_Your instructions_: Every entry must be duplicated precisely as written.

++++ Supplied data ++++

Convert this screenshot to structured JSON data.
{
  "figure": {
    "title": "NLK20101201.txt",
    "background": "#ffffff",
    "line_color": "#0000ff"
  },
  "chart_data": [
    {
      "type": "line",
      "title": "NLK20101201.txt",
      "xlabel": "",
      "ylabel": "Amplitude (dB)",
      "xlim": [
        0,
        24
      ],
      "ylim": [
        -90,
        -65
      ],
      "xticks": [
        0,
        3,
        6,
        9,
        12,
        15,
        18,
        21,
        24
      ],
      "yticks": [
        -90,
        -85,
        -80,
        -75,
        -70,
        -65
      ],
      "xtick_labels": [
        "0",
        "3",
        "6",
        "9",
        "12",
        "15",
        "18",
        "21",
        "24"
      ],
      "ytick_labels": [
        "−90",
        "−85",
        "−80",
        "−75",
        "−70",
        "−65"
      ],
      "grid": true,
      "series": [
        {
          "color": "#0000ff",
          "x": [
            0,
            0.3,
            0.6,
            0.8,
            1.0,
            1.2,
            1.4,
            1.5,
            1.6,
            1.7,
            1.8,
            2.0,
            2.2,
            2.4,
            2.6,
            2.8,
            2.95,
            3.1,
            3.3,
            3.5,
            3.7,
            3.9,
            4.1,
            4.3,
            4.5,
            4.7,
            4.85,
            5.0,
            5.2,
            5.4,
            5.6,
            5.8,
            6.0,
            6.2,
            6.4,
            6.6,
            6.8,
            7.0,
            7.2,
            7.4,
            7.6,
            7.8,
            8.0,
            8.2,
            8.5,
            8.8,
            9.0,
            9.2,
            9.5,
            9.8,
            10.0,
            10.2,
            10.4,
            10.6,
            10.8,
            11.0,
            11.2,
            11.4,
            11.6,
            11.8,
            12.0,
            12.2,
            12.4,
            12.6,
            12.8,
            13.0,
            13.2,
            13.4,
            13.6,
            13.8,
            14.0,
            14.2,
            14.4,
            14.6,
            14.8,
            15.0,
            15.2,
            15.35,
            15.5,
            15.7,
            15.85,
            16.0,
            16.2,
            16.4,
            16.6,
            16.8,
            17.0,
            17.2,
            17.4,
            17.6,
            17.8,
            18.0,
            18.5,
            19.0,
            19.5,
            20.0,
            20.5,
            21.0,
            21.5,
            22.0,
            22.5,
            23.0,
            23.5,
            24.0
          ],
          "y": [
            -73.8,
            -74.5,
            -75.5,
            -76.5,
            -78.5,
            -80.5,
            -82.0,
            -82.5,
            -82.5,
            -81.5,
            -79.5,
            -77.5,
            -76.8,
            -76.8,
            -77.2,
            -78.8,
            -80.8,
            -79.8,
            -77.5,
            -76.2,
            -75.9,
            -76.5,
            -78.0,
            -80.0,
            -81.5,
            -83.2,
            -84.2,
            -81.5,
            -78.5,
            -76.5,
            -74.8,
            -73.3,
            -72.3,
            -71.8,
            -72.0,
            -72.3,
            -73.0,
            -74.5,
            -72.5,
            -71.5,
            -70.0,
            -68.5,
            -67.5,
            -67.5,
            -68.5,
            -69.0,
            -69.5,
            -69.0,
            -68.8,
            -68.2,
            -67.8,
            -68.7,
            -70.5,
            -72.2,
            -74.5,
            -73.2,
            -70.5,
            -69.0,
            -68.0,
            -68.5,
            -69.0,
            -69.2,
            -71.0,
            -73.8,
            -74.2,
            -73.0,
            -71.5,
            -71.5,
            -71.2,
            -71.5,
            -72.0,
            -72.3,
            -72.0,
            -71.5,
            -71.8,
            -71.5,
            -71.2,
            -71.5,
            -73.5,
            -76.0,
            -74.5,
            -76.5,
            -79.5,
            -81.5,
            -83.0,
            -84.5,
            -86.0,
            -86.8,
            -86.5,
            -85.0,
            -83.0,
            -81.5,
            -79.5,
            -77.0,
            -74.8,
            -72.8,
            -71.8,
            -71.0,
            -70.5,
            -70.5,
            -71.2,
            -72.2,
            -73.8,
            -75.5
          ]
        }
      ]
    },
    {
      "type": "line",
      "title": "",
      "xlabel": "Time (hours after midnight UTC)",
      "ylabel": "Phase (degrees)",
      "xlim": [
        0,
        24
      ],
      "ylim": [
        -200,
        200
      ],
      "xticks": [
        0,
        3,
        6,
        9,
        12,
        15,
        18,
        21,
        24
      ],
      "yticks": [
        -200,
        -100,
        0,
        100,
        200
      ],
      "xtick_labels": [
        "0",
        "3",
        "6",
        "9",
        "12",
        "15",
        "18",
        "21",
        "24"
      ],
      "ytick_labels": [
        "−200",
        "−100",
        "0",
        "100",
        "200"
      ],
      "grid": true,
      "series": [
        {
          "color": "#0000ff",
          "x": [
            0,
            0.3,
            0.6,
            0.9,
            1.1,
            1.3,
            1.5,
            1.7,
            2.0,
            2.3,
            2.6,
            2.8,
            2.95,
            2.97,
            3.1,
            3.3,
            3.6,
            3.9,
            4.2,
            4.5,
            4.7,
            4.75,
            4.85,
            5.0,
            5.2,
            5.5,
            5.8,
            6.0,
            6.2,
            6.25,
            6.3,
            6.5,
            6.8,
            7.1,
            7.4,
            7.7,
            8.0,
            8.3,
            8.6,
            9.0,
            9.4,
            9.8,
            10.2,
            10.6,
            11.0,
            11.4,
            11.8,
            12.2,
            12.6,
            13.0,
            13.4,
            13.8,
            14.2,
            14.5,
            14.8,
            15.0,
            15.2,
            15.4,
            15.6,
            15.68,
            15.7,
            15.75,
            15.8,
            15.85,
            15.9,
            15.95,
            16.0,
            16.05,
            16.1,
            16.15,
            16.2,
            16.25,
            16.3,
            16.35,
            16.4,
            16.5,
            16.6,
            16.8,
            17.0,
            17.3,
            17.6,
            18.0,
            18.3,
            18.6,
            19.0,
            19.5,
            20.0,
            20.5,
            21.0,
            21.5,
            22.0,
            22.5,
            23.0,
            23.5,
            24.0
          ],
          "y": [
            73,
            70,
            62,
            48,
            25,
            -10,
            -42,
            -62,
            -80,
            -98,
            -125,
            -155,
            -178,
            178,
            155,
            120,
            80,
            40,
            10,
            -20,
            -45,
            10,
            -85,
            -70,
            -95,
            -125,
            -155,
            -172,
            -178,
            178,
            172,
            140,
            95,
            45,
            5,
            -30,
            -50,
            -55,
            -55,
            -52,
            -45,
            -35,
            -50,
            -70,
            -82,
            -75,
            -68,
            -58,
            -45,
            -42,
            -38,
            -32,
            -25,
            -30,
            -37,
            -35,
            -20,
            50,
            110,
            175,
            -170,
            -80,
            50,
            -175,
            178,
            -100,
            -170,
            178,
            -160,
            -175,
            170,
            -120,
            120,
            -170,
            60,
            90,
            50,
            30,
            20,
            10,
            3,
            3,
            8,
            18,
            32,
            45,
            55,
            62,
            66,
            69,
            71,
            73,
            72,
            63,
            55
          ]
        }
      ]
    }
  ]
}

++++

_Reply to the task_:
Convert this screenshot to structured JSON data.
{
  "figure": {
    "title": "NLK20101201.txt",
    "background": "#ffffff",
    "line_color": "#0000ff"
  },
  "chart_data": [
    {
      "type": "line",
      "title": "NLK20101201.txt",
      "xlabel": "",
      "ylabel": "Amplitude (dB)",
      "xlim": [
        0,
        24
      ],
      "ylim": [
        -90,
        -65
      ],
      "xticks": [
        0,
        3,
        6,
        9,
        12,
        15,
        18,
        21,
        24
      ],
      "yticks": [
        -90,
        -85,
        -80,
        -75,
        -70,
        -65
      ],
      "xtick_labels": [
        "0",
        "3",
        "6",
        "9",
        "12",
        "15",
        "18",
        "21",
        "24"
      ],
      "ytick_labels": [
        "−90",
        "−85",
        "−80",
        "−75",
        "−70",
        "−65"
      ],
      "grid": true,
      "series": [
        {
          "color": "#0000ff",
          "x": [
            0,
            0.3,
            0.6,
            0.8,
            1.0,
            1.2,
            1.4,
            1.5,
            1.6,
            1.7,
            1.8,
            2.0,
            2.2,
            2.4,
            2.6,
            2.8,
            2.95,
            3.1,
            3.3,
            3.5,
            3.7,
            3.9,
            4.1,
            4.3,
            4.5,
            4.7,
            4.85,
            5.0,
            5.2,
            5.4,
            5.6,
            5.8,
            6.0,
            6.2,
            6.4,
            6.6,
            6.8,
            7.0,
            7.2,
            7.4,
            7.6,
            7.8,
            8.0,
            8.2,
            8.5,
            8.8,
            9.0,
            9.2,
            9.5,
            9.8,
            10.0,
            10.2,
            10.4,
            10.6,
            10.8,
            11.0,
            11.2,
            11.4,
            11.6,
            11.8,
            12.0,
            12.2,
            12.4,
            12.6,
            12.8,
            13.0,
            13.2,
            13.4,
            13.6,
            13.8,
            14.0,
            14.2,
            14.4,
            14.6,
            14.8,
            15.0,
            15.2,
            15.35,
            15.5,
            15.7,
            15.85,
            16.0,
            16.2,
            16.4,
            16.6,
            16.8,
            17.0,
            17.2,
            17.4,
            17.6,
            17.8,
            18.0,
            18.5,
            19.0,
            19.5,
            20.0,
            20.5,
            21.0,
            21.5,
            22.0,
            22.5,
            23.0,
            23.5,
            24.0
          ],
          "y": [
            -73.8,
            -74.5,
            -75.5,
            -76.5,
            -78.5,
            -80.5,
            -82.0,
            -82.5,
            -82.5,
            -81.5,
            -79.5,
            -77.5,
            -76.8,
            -76.8,
            -77.2,
            -78.8,
            -80.8,
            -79.8,
            -77.5,
            -76.2,
            -75.9,
            -76.5,
            -78.0,
            -80.0,
            -81.5,
            -83.2,
            -84.2,
            -81.5,
            -78.5,
            -76.5,
            -74.8,
            -73.3,
            -72.3,
            -71.8,
            -72.0,
            -72.3,
            -73.0,
            -74.5,
            -72.5,
            -71.5,
            -70.0,
            -68.5,
            -67.5,
            -67.5,
            -68.5,
            -69.0,
            -69.5,
            -69.0,
            -68.8,
            -68.2,
            -67.8,
            -68.7,
            -70.5,
            -72.2,
            -74.5,
            -73.2,
            -70.5,
            -69.0,
            -68.0,
            -68.5,
            -69.0,
            -69.2,
            -71.0,
            -73.8,
            -74.2,
            -73.0,
            -71.5,
            -71.5,
            -71.2,
            -71.5,
            -72.0,
            -72.3,
            -72.0,
            -71.5,
            -71.8,
            -71.5,
            -71.2,
            -71.5,
            -73.5,
            -76.0,
            -74.5,
            -76.5,
            -79.5,
            -81.5,
            -83.0,
            -84.5,
            -86.0,
            -86.8,
            -86.5,
            -85.0,
            -83.0,
            -81.5,
            -79.5,
            -77.0,
            -74.8,
            -72.8,
            -71.8,
            -71.0,
            -70.5,
            -70.5,
            -71.2,
            -72.2,
            -73.8,
            -75.5
          ]
        }
      ]
    },
    {
      "type": "line",
      "title": "",
      "xlabel": "Time (hours after midnight UTC)",
      "ylabel": "Phase (degrees)",
      "xlim": [
        0,
        24
      ],
      "ylim": [
        -200,
        200
      ],
      "xticks": [
        0,
        3,
        6,
        9,
        12,
        15,
        18,
        21,
        24
      ],
      "yticks": [
        -200,
        -100,
        0,
        100,
        200
      ],
      "xtick_labels": [
        "0",
        "3",
        "6",
        "9",
        "12",
        "15",
        "18",
        "21",
        "24"
      ],
      "ytick_labels": [
        "−200",
        "−100",
        "0",
        "100",
        "200"
      ],
      "grid": true,
      "series": [
        {
          "color": "#0000ff",
          "x": [
            0,
            0.3,
            0.6,
            0.9,
            1.1,
            1.3,
            1.5,
            1.7,
            2.0,
            2.3,
            2.6,
            2.8,
            2.95,
            2.97,
            3.1,
            3.3,
            3.6,
            3.9,
            4.2,
            4.5,
            4.7,
            4.75,
            4.85,
            5.0,
            5.2,
            5.5,
            5.8,
            6.0,
            6.2,
            6.25,
            6.3,
            6.5,
            6.8,
            7.1,
            7.4,
            7.7,
            8.0,
            8.3,
            8.6,
            9.0,
            9.4,
            9.8,
            10.2,
            10.6,
            11.0,
            11.4,
            11.8,
            12.2,
            12.6,
            13.0,
            13.4,
            13.8,
            14.2,
            14.5,
            14.8,
            15.0,
            15.2,
            15.4,
            15.6,
            15.68,
            15.7,
            15.75,
            15.8,
            15.85,
            15.9,
            15.95,
            16.0,
            16.05,
            16.1,
            16.15,
            16.2,
            16.25,
            16.3,
            16.35,
            16.4,
            16.5,
            16.6,
            16.8,
            17.0,
            17.3,
            17.6,
            18.0,
            18.3,
            18.6,
            19.0,
            19.5,
            20.0,
            20.5,
            21.0,
            21.5,
            22.0,
            22.5,
            23.0,
            23.5,
            24.0
          ],
          "y": [
            73,
            70,
            62,
            48,
            25,
            -10,
            -42,
            -62,
            -80,
            -98,
            -125,
            -155,
            -178,
            178,
            155,
            120,
            80,
            40,
            10,
            -20,
            -45,
            10,
            -85,
            -70,
            -95,
            -125,
            -155,
            -172,
            -178,
            178,
            172,
            140,
            95,
            45,
            5,
            -30,
            -50,
            -55,
            -55,
            -52,
            -45,
            -35,
            -50,
            -70,
            -82,
            -75,
            -68,
            -58,
            -45,
            -42,
            -38,
            -32,
            -25,
            -30,
            -37,
            -35,
            -20,
            50,
            110,
            175,
            -170,
            -80,
            50,
            -175,
            178,
            -100,
            -170,
            178,
            -160,
            -175,
            170,
            -120,
            120,
            -170,
            60,
            90,
            50,
            30,
            20,
            10,
            3,
            3,
            8,
            18,
            32,
            45,
            55,
            62,
            66,
            69,
            71,
            73,
            72,
            63,
            55
          ]
        }
      ]
    }
  ]
}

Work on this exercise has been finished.